Extract every line that contains the string "noise".
* start EXTRACTED INFORMATION *
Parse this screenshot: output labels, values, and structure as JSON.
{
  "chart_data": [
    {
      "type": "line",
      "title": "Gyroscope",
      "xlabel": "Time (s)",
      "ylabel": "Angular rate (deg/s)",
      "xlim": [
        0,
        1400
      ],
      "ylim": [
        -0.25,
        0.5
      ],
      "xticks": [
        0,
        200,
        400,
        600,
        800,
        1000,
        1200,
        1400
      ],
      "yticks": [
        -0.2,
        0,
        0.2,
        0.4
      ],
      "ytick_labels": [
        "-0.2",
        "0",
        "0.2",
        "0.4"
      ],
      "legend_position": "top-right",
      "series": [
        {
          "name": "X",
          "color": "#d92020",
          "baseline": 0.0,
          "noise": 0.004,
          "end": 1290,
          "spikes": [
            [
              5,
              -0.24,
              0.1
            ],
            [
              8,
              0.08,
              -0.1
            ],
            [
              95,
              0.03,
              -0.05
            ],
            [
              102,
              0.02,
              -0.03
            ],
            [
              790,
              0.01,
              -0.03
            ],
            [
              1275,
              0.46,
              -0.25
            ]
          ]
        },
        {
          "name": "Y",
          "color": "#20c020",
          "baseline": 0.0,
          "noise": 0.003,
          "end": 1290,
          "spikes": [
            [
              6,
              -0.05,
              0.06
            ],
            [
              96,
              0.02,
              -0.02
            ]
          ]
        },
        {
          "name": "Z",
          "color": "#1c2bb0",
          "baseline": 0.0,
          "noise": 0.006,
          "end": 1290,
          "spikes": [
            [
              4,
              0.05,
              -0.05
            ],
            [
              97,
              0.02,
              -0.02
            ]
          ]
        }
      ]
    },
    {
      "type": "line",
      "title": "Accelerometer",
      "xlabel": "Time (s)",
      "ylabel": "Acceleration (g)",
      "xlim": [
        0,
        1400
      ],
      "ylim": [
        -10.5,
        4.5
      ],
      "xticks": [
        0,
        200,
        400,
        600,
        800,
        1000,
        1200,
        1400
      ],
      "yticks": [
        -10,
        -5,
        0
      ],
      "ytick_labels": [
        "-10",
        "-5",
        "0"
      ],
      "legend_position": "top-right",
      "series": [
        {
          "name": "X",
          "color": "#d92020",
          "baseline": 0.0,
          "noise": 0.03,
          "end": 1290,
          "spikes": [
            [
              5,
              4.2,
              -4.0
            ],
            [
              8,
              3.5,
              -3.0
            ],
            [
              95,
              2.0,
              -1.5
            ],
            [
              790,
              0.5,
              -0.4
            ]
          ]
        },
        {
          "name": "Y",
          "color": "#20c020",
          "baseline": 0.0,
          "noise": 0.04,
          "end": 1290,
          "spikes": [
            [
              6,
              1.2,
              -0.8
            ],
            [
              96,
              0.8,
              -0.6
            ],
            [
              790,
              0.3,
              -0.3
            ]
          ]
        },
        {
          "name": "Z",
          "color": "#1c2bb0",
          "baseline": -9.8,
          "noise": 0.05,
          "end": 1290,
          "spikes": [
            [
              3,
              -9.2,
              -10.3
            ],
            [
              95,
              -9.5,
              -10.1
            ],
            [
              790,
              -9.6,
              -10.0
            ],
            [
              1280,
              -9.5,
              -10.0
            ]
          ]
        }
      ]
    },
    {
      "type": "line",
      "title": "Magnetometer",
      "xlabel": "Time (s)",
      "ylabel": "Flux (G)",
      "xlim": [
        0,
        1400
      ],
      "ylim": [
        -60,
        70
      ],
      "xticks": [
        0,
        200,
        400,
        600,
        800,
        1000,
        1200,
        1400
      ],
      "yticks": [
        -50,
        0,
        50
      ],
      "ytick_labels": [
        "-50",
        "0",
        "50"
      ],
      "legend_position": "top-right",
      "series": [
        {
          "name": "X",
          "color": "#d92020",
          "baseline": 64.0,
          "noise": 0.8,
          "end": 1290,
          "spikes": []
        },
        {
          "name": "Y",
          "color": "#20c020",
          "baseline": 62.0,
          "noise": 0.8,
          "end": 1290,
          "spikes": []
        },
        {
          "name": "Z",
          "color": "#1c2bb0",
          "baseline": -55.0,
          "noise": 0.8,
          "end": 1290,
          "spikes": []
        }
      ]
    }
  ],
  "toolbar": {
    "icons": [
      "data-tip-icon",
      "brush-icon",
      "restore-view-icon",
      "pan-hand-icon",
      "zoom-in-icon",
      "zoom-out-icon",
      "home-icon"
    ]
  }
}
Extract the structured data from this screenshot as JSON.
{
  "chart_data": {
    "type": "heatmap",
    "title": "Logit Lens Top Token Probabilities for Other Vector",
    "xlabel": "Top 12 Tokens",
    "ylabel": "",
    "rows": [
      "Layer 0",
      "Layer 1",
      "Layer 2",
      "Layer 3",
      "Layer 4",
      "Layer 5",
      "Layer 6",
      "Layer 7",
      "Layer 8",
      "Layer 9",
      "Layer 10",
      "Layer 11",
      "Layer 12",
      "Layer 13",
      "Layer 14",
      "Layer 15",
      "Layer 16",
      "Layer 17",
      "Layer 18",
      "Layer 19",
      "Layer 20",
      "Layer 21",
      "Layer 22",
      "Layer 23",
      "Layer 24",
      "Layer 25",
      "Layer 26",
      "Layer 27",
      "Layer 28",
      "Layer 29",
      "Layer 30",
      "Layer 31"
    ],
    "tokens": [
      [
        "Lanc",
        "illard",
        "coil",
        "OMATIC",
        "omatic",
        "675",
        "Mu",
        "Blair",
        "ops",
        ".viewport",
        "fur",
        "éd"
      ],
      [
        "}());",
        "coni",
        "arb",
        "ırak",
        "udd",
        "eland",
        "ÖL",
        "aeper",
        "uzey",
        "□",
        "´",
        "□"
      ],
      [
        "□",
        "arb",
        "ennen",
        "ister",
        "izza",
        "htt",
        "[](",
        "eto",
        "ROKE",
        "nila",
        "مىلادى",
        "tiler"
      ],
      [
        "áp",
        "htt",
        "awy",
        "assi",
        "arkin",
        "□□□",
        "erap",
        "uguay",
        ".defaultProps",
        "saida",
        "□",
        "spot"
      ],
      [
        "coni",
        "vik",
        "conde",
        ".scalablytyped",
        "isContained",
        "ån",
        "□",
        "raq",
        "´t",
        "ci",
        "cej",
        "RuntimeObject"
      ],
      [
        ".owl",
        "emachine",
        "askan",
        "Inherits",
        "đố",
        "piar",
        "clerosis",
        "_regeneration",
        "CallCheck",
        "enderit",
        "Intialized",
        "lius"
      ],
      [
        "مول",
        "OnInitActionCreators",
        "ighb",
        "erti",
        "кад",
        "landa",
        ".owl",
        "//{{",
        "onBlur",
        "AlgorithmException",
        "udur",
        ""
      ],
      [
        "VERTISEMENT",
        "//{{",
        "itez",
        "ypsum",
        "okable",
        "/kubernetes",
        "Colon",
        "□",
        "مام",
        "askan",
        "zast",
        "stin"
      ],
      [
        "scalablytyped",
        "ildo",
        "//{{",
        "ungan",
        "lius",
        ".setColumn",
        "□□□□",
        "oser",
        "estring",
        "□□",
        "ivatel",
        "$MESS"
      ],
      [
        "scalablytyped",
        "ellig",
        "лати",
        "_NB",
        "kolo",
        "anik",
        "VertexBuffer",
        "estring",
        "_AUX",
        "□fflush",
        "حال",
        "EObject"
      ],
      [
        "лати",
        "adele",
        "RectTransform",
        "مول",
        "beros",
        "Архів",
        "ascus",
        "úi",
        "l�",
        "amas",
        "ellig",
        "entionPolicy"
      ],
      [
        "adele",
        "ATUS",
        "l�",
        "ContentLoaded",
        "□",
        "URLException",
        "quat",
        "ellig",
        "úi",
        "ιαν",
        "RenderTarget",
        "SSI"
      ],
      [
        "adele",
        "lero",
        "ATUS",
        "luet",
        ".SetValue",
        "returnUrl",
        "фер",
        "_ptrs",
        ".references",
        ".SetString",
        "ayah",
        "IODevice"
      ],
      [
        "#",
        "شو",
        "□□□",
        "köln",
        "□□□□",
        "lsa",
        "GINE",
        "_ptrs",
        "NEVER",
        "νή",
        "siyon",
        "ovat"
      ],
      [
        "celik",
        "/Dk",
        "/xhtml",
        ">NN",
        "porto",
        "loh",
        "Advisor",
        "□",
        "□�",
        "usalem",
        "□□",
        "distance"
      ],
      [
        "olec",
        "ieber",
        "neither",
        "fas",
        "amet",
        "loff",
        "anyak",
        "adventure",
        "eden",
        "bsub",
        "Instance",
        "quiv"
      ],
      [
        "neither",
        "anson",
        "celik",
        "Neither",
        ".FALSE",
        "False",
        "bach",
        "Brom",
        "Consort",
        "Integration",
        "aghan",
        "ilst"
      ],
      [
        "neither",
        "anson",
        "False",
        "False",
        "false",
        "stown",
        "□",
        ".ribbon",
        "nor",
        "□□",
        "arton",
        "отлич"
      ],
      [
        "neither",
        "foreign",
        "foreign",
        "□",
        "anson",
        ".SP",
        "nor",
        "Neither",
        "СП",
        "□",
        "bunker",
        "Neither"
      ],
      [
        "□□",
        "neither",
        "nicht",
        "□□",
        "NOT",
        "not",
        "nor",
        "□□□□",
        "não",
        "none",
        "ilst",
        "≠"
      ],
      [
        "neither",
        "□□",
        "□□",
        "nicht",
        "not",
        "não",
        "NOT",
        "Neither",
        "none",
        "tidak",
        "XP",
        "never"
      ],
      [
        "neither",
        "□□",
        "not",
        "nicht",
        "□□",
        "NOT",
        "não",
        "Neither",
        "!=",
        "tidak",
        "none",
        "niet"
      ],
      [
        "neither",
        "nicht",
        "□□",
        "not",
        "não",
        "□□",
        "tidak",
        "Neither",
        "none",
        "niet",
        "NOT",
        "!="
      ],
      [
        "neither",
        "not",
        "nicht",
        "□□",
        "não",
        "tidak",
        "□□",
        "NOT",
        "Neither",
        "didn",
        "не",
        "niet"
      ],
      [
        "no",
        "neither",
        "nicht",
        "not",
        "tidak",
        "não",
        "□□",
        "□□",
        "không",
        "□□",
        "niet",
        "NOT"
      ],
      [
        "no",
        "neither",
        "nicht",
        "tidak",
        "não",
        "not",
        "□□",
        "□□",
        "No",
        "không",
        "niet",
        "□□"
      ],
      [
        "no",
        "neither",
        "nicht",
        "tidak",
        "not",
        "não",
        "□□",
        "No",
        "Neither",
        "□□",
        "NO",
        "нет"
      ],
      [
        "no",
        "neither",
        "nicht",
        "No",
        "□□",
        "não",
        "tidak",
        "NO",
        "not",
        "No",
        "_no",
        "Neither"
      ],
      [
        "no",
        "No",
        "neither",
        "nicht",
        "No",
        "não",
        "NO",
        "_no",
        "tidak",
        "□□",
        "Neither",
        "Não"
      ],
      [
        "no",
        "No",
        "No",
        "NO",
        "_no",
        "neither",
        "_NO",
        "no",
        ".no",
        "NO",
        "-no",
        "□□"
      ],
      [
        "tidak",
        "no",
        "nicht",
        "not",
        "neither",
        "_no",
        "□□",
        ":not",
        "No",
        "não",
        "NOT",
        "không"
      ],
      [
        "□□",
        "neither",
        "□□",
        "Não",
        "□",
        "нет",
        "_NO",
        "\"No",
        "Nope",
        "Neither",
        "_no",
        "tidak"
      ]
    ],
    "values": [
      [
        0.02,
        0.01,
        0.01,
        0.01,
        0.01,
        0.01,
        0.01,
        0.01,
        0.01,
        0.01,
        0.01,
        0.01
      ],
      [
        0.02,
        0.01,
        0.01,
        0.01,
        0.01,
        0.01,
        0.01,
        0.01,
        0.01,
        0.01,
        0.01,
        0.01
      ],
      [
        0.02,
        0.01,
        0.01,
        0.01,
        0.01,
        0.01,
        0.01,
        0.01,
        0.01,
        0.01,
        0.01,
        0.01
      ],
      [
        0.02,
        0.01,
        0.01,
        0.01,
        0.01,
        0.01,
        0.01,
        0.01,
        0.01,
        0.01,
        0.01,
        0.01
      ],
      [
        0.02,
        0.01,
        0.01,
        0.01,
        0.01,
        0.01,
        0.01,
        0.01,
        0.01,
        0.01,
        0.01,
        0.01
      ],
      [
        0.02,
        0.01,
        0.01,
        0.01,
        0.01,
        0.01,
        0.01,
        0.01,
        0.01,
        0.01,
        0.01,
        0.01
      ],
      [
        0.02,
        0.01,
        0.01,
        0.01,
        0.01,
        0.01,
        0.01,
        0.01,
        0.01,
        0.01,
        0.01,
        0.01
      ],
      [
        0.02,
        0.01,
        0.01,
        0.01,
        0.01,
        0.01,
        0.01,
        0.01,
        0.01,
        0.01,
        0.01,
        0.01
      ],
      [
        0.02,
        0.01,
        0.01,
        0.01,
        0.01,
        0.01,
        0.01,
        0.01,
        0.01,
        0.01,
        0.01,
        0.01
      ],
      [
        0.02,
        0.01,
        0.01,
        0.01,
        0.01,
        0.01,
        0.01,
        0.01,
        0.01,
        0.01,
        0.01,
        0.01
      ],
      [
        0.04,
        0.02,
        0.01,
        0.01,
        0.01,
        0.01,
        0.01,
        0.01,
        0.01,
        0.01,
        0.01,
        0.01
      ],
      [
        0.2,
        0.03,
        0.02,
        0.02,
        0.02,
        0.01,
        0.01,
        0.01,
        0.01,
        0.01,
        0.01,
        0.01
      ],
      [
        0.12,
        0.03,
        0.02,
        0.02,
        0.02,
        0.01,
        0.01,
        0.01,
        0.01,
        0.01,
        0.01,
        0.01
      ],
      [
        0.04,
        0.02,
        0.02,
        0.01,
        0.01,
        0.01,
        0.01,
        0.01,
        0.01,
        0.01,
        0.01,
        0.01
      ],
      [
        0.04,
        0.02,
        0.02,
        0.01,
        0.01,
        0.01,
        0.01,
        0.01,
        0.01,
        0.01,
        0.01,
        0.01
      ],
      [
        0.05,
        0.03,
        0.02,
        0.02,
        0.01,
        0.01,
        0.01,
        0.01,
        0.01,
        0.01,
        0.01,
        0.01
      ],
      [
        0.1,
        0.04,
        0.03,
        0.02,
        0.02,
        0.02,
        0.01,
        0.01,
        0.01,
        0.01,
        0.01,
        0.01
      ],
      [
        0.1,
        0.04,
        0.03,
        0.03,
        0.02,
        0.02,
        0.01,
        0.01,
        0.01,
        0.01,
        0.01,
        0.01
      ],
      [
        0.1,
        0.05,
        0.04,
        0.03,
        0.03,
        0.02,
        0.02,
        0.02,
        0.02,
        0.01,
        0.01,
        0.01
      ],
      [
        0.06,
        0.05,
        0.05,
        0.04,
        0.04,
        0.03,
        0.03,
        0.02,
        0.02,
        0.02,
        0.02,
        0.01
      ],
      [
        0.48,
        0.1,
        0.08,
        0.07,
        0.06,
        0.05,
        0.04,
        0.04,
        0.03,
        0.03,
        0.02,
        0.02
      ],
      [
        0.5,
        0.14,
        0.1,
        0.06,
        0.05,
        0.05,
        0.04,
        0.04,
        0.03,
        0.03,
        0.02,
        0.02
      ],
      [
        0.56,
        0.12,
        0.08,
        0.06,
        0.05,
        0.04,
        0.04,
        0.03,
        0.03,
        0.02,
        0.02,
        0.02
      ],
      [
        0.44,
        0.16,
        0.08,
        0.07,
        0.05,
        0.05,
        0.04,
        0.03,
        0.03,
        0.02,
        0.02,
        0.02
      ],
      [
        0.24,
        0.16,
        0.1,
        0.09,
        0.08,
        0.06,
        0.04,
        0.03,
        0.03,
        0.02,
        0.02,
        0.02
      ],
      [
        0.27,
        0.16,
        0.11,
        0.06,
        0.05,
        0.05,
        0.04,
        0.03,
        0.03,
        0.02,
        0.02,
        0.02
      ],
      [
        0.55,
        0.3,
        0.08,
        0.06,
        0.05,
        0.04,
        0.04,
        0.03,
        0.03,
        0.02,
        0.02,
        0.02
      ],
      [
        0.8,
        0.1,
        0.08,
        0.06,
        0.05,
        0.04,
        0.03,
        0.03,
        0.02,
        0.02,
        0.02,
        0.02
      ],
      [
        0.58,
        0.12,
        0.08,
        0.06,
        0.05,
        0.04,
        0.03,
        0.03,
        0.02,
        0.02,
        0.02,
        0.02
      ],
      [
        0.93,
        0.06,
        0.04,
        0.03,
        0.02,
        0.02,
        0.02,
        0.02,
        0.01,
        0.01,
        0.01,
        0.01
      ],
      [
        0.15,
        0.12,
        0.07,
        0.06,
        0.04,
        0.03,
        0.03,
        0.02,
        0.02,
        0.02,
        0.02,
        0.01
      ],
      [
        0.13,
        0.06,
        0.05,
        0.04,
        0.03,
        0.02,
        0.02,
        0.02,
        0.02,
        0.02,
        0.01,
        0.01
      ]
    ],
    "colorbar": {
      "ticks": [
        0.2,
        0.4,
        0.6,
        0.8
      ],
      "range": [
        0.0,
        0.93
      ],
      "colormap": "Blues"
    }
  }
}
* end EXTRACTED INFORMATION *
→ **WRITTEN REPLY**:
          "noise": 0.004,
          "noise": 0.003,
          "noise": 0.006,
          "noise": 0.03,
          "noise": 0.04,
          "noise": 0.05,
          "noise": 0.8,
          "noise": 0.8,
          "noise": 0.8,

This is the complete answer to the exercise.